(Records contained in a dataset)
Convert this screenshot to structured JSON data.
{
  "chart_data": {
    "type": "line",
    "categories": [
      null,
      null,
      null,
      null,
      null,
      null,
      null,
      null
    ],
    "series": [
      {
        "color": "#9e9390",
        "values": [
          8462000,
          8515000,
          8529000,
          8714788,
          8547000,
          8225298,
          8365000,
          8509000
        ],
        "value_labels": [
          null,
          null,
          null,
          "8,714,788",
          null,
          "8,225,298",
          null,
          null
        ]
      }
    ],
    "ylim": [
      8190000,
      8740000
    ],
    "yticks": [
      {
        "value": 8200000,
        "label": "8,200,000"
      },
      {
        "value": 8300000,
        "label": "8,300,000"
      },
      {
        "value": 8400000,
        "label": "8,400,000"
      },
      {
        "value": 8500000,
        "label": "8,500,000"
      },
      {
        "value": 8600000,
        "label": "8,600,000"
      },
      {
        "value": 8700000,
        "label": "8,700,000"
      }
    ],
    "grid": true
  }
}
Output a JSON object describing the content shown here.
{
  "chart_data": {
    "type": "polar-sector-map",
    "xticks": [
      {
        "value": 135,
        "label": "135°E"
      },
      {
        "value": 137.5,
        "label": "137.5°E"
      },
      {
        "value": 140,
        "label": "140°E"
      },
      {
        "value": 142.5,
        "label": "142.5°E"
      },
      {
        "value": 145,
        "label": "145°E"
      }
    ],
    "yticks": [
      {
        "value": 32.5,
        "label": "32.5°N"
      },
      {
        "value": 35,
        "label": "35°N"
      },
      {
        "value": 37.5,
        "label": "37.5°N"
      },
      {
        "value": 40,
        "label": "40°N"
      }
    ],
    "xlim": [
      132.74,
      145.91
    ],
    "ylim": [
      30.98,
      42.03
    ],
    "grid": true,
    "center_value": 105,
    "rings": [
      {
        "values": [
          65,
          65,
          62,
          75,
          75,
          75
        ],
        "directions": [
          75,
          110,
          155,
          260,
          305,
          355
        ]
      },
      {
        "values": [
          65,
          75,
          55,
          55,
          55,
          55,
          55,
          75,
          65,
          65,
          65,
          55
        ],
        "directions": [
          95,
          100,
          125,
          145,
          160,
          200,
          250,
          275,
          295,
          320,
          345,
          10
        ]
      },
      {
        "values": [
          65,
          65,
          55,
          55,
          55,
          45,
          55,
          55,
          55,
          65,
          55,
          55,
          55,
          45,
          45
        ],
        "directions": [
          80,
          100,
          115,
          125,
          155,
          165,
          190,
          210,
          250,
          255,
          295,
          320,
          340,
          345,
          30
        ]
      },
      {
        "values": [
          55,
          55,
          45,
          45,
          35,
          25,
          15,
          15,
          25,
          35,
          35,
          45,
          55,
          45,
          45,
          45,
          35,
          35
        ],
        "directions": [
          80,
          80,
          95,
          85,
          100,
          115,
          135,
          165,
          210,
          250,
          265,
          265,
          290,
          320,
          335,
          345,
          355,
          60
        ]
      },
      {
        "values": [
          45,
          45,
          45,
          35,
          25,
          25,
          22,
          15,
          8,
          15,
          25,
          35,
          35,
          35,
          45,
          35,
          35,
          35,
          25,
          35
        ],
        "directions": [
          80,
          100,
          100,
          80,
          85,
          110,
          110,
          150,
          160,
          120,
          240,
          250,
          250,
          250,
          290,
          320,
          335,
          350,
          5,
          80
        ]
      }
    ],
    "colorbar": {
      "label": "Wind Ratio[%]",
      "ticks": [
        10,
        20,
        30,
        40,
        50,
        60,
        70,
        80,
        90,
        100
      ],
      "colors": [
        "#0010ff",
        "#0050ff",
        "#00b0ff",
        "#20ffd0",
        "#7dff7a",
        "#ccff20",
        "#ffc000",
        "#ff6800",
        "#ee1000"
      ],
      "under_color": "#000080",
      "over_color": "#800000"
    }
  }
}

- [Required task] Return the material exactly as it stands.

- [Expected output]
Convert this screenshot to structured JSON data.
{
  "chart_data": {
    "type": "line",
    "categories": [
      null,
      null,
      null,
      null,
      null,
      null,
      null,
      null
    ],
    "series": [
      {
        "color": "#9e9390",
        "values": [
          8462000,
          8515000,
          8529000,
          8714788,
          8547000,
          8225298,
          8365000,
          8509000
        ],
        "value_labels": [
          null,
          null,
          null,
          "8,714,788",
          null,
          "8,225,298",
          null,
          null
        ]
      }
    ],
    "ylim": [
      8190000,
      8740000
    ],
    "yticks": [
      {
        "value": 8200000,
        "label": "8,200,000"
      },
      {
        "value": 8300000,
        "label": "8,300,000"
      },
      {
        "value": 8400000,
        "label": "8,400,000"
      },
      {
        "value": 8500000,
        "label": "8,500,000"
      },
      {
        "value": 8600000,
        "label": "8,600,000"
      },
      {
        "value": 8700000,
        "label": "8,700,000"
      }
    ],
    "grid": true
  }
}
Output a JSON object describing the content shown here.
{
  "chart_data": {
    "type": "polar-sector-map",
    "xticks": [
      {
        "value": 135,
        "label": "135°E"
      },
      {
        "value": 137.5,
        "label": "137.5°E"
      },
      {
        "value": 140,
        "label": "140°E"
      },
      {
        "value": 142.5,
        "label": "142.5°E"
      },
      {
        "value": 145,
        "label": "145°E"
      }
    ],
    "yticks": [
      {
        "value": 32.5,
        "label": "32.5°N"
      },
      {
        "value": 35,
        "label": "35°N"
      },
      {
        "value": 37.5,
        "label": "37.5°N"
      },
      {
        "value": 40,
        "label": "40°N"
      }
    ],
    "xlim": [
      132.74,
      145.91
    ],
    "ylim": [
      30.98,
      42.03
    ],
    "grid": true,
    "center_value": 105,
    "rings": [
      {
        "values": [
          65,
          65,
          62,
          75,
          75,
          75
        ],
        "directions": [
          75,
          110,
          155,
          260,
          305,
          355
        ]
      },
      {
        "values": [
          65,
          75,
          55,
          55,
          55,
          55,
          55,
          75,
          65,
          65,
          65,
          55
        ],
        "directions": [
          95,
          100,
          125,
          145,
          160,
          200,
          250,
          275,
          295,
          320,
          345,
          10
        ]
      },
      {
        "values": [
          65,
          65,
          55,
          55,
          55,
          45,
          55,
          55,
          55,
          65,
          55,
          55,
          55,
          45,
          45
        ],
        "directions": [
          80,
          100,
          115,
          125,
          155,
          165,
          190,
          210,
          250,
          255,
          295,
          320,
          340,
          345,
          30
        ]
      },
      {
        "values": [
          55,
          55,
          45,
          45,
          35,
          25,
          15,
          15,
          25,
          35,
          35,
          45,
          55,
          45,
          45,
          45,
          35,
          35
        ],
        "directions": [
          80,
          80,
          95,
          85,
          100,
          115,
          135,
          165,
          210,
          250,
          265,
          265,
          290,
          320,
          335,
          345,
          355,
          60
        ]
      },
      {
        "values": [
          45,
          45,
          45,
          35,
          25,
          25,
          22,
          15,
          8,
          15,
          25,
          35,
          35,
          35,
          45,
          35,
          35,
          35,
          25,
          35
        ],
        "directions": [
          80,
          100,
          100,
          80,
          85,
          110,
          110,
          150,
          160,
          120,
          240,
          250,
          250,
          250,
          290,
          320,
          335,
          350,
          5,
          80
        ]
      }
    ],
    "colorbar": {
      "label": "Wind Ratio[%]",
      "ticks": [
        10,
        20,
        30,
        40,
        50,
        60,
        70,
        80,
        90,
        100
      ],
      "colors": [
        "#0010ff",
        "#0050ff",
        "#00b0ff",
        "#20ffd0",
        "#7dff7a",
        "#ccff20",
        "#ffc000",
        "#ff6800",
        "#ee1000"
      ],
      "under_color": "#000080",
      "over_color": "#800000"
    }
  }
}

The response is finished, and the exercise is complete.